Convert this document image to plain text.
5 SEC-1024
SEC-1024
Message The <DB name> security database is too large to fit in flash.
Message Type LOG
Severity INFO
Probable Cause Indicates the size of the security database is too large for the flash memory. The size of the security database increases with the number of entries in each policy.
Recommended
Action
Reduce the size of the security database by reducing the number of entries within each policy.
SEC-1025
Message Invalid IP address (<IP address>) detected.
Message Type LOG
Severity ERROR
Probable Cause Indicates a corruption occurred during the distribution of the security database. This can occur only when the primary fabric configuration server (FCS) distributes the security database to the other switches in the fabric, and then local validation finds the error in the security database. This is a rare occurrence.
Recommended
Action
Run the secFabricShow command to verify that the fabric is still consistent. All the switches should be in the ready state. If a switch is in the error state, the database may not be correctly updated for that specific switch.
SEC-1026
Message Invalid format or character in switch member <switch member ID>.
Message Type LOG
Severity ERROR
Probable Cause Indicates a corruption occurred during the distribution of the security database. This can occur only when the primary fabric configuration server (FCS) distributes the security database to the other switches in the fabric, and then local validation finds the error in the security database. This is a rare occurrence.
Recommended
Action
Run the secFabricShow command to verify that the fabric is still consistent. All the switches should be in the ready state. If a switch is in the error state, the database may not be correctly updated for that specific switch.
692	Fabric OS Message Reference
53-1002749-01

———

#### WHAT YOU SHOULD DO:
Your task is to print the whole listing again exactly.

#### TASK ANSWER:
Convert this document image to plain text.
5 SEC-1024
SEC-1024
Message The <DB name> security database is too large to fit in flash.
Message Type LOG
Severity INFO
Probable Cause Indicates the size of the security database is too large for the flash memory. The size of the security database increases with the number of entries in each policy.
Recommended
Action
Reduce the size of the security database by reducing the number of entries within each policy.
SEC-1025
Message Invalid IP address (<IP address>) detected.
Message Type LOG
Severity ERROR
Probable Cause Indicates a corruption occurred during the distribution of the security database. This can occur only when the primary fabric configuration server (FCS) distributes the security database to the other switches in the fabric, and then local validation finds the error in the security database. This is a rare occurrence.
Recommended
Action
Run the secFabricShow command to verify that the fabric is still consistent. All the switches should be in the ready state. If a switch is in the error state, the database may not be correctly updated for that specific switch.
SEC-1026
Message Invalid format or character in switch member <switch member ID>.
Message Type LOG
Severity ERROR
Probable Cause Indicates a corruption occurred during the distribution of the security database. This can occur only when the primary fabric configuration server (FCS) distributes the security database to the other switches in the fabric, and then local validation finds the error in the security database. This is a rare occurrence.
Recommended
Action
Run the secFabricShow command to verify that the fabric is still consistent. All the switches should be in the ready state. If a switch is in the error state, the database may not be correctly updated for that specific switch.
692	Fabric OS Message Reference
53-1002749-01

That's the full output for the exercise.